-- EXERCISE BRIEF --
Reproduce, with no changes, every line from the one containing "Patent image size: (867, 908)." down to the one containing "The rear damper base 46 is at (387, 292).", both of those included.

(Collected data entries)
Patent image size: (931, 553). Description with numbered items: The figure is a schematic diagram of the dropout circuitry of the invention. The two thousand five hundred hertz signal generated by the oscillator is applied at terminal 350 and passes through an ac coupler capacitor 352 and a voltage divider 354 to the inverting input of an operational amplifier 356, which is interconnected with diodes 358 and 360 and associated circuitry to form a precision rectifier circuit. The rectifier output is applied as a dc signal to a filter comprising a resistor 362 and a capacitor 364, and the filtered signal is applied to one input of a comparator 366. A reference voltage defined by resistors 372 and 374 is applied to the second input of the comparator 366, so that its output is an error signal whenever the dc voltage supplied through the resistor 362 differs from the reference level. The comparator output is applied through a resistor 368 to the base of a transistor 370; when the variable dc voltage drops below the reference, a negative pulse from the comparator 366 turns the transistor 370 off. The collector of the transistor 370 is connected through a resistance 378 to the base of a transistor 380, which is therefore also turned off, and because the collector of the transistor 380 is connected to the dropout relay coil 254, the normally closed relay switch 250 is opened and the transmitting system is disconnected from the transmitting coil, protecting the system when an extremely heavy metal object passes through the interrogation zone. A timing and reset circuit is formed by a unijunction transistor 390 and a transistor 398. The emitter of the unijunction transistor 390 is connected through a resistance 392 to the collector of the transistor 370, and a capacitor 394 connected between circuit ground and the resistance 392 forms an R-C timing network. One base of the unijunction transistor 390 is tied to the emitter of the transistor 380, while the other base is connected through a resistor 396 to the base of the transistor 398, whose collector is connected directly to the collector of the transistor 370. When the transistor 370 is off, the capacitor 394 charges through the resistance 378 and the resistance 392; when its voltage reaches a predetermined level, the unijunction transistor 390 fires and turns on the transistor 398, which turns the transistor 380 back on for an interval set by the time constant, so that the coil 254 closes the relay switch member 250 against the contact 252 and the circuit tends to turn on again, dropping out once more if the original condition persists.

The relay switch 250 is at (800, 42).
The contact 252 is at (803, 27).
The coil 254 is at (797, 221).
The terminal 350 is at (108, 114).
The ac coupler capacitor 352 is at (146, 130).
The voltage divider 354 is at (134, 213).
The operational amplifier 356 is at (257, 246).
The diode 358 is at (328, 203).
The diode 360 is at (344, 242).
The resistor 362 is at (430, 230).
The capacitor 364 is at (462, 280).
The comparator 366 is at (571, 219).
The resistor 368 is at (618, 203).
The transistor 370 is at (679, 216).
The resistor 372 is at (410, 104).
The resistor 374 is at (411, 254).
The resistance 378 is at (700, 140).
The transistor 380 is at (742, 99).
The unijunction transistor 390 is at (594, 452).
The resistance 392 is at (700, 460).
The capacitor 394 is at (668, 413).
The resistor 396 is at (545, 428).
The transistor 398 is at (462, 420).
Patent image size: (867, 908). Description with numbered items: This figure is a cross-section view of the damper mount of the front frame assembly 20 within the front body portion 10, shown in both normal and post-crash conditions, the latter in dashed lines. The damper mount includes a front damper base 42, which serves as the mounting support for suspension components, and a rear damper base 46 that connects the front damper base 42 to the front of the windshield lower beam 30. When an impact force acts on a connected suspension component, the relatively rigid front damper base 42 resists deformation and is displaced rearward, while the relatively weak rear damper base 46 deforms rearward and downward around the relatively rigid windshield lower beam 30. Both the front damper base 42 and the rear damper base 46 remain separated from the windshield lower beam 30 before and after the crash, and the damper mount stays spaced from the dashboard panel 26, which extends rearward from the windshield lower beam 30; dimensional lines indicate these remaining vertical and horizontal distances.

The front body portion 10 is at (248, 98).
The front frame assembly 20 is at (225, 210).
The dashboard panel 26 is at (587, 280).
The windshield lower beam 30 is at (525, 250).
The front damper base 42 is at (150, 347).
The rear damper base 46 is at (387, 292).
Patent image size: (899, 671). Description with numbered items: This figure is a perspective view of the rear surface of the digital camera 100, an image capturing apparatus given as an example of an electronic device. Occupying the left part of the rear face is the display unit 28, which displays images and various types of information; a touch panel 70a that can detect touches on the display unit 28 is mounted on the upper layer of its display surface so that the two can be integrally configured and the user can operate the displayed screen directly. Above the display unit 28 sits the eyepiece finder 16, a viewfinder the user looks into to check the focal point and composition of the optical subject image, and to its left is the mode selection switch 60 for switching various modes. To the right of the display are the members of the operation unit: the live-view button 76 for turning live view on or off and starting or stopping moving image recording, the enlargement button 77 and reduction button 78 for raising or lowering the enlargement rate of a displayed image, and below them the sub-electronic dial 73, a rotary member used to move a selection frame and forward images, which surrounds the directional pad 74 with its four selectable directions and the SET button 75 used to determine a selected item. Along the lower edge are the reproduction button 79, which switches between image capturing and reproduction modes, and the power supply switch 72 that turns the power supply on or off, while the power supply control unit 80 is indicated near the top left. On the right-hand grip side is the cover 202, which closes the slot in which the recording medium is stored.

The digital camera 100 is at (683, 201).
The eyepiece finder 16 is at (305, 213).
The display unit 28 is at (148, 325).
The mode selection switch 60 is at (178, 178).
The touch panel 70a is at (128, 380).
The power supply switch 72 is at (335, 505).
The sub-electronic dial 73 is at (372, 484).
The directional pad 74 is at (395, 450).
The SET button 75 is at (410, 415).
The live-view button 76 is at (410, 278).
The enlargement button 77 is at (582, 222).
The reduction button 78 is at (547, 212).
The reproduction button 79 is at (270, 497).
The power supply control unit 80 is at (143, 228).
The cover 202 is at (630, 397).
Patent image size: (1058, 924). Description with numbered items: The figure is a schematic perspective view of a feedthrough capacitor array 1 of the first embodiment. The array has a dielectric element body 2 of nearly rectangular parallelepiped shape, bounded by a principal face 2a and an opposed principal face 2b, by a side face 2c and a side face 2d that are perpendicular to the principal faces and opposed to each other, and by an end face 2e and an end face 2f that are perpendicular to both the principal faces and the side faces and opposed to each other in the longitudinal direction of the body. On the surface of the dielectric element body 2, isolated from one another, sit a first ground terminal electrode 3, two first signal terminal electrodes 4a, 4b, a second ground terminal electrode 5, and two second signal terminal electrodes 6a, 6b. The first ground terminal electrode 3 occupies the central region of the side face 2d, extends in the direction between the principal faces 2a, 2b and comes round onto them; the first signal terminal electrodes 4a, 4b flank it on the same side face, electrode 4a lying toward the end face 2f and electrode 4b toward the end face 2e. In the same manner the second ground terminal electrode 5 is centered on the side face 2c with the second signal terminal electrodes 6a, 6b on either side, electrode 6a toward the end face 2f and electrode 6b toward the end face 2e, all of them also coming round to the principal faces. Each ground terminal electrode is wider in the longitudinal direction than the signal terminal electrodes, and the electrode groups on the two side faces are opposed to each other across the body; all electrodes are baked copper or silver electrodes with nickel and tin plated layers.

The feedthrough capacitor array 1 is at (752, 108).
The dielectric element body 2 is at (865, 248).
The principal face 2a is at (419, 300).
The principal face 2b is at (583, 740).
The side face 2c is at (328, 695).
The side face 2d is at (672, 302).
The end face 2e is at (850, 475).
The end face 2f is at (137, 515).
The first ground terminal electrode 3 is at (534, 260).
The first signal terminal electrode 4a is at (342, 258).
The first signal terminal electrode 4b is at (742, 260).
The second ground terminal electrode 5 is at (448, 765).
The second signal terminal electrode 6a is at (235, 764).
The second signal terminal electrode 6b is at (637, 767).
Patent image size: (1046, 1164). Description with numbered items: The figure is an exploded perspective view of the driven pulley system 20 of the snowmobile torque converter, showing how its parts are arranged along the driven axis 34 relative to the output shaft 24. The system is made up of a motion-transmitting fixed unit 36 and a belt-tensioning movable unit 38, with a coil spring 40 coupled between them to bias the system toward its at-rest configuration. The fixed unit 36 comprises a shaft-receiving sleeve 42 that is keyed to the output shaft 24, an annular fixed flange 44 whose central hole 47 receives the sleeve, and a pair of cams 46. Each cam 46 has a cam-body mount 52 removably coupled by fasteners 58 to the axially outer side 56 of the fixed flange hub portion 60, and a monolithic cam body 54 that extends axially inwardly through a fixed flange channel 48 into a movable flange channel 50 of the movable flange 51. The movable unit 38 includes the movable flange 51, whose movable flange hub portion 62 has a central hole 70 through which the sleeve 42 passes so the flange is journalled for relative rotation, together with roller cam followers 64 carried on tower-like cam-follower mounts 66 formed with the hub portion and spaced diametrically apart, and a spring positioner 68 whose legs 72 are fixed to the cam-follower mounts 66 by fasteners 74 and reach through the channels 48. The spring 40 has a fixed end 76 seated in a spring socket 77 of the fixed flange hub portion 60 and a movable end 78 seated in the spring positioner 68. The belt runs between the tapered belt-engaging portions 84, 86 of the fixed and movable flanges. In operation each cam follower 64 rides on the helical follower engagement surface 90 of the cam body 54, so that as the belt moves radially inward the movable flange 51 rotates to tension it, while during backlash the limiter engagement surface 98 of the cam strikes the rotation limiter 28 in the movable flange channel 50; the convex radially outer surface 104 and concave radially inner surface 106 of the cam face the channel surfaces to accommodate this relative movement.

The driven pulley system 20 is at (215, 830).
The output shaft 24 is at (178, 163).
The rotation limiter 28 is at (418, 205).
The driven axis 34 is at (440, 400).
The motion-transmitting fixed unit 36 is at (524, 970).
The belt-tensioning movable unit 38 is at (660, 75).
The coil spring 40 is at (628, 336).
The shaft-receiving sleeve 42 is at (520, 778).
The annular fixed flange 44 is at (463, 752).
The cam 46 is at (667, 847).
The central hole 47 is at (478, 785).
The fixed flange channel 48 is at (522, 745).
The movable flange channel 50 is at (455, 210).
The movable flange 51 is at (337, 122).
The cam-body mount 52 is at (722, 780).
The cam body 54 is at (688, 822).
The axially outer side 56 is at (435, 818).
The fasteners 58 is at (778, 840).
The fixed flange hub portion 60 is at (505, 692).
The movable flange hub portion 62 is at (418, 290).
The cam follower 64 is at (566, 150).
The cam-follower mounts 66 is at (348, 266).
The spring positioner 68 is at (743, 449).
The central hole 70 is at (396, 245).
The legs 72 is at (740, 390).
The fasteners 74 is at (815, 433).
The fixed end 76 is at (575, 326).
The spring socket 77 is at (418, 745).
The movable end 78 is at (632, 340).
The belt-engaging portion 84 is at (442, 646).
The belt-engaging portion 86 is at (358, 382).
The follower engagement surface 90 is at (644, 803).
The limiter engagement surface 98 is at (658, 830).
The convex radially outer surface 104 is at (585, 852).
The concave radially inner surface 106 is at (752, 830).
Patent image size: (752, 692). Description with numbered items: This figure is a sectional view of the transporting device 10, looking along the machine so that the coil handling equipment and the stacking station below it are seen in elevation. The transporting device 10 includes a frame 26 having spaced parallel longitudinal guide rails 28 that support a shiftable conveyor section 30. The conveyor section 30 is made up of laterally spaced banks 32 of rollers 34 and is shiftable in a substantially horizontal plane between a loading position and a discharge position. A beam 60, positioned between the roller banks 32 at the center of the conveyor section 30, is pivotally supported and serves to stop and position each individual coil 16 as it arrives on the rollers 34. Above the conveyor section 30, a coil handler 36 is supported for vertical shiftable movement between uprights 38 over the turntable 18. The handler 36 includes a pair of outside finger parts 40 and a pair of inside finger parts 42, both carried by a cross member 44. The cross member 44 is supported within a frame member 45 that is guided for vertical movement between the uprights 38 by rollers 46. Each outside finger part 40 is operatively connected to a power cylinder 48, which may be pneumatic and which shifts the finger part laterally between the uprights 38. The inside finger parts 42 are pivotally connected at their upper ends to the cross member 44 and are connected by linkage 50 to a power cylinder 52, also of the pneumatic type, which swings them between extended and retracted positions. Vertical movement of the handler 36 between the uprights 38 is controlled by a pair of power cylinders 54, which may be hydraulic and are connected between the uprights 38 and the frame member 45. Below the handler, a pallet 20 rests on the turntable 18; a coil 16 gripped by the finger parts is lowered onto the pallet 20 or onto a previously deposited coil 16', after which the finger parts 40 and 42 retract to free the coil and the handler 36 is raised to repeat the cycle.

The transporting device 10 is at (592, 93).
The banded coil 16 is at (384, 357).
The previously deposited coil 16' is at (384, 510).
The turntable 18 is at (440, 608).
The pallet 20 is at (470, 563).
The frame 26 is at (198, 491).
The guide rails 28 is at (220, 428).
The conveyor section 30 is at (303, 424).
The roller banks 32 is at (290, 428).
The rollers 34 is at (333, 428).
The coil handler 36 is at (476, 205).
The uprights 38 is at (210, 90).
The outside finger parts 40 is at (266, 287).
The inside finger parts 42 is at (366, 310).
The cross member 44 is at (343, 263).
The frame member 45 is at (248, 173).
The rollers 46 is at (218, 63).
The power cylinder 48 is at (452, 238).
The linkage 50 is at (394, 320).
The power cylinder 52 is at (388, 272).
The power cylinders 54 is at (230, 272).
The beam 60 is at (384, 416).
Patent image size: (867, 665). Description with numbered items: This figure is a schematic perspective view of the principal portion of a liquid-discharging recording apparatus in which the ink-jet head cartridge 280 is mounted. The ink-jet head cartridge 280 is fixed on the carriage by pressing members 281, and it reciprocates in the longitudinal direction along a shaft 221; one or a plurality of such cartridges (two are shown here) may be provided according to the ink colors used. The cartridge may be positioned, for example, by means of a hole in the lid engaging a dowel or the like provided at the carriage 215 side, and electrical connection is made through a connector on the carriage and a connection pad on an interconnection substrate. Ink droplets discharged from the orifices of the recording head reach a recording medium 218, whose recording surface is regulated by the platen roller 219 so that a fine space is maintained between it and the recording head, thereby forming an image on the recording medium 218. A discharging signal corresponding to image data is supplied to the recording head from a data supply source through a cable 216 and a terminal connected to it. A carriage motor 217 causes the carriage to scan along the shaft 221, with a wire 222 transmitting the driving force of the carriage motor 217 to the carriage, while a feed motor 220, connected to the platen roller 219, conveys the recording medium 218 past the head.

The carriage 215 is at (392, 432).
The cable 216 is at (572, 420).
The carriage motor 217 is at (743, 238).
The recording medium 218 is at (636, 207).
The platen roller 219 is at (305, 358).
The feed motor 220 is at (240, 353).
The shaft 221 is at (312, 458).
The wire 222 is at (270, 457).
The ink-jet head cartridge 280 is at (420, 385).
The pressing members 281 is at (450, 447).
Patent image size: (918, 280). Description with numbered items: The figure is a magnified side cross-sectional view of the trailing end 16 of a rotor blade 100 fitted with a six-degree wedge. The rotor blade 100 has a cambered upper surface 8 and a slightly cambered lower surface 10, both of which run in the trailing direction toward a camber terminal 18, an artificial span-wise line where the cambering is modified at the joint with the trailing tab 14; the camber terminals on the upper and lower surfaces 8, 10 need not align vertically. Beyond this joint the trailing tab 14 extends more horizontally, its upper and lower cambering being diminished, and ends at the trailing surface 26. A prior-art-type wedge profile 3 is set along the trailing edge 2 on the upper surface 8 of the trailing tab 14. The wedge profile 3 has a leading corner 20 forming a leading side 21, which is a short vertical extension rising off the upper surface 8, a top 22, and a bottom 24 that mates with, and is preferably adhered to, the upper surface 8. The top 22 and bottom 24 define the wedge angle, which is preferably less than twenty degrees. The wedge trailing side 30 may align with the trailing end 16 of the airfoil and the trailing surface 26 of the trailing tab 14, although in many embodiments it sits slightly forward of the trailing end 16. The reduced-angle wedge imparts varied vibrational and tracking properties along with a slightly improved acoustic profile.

-- TASK OUTPUT --
Patent image size: (867, 908). Description with numbered items: This figure is a cross-section view of the damper mount of the front frame assembly 20 within the front body portion 10, shown in both normal and post-crash conditions, the latter in dashed lines. The damper mount includes a front damper base 42, which serves as the mounting support for suspension components, and a rear damper base 46 that connects the front damper base 42 to the front of the windshield lower beam 30. When an impact force acts on a connected suspension component, the relatively rigid front damper base 42 resists deformation and is displaced rearward, while the relatively weak rear damper base 46 deforms rearward and downward around the relatively rigid windshield lower beam 30. Both the front damper base 42 and the rear damper base 46 remain separated from the windshield lower beam 30 before and after the crash, and the damper mount stays spaced from the dashboard panel 26, which extends rearward from the windshield lower beam 30; dimensional lines indicate these remaining vertical and horizontal distances.

The front body portion 10 is at (248, 98).
The front frame assembly 20 is at (225, 210).
The dashboard panel 26 is at (587, 280).
The windshield lower beam 30 is at (525, 250).
The front damper base 42 is at (150, 347).
The rear damper base 46 is at (387, 292).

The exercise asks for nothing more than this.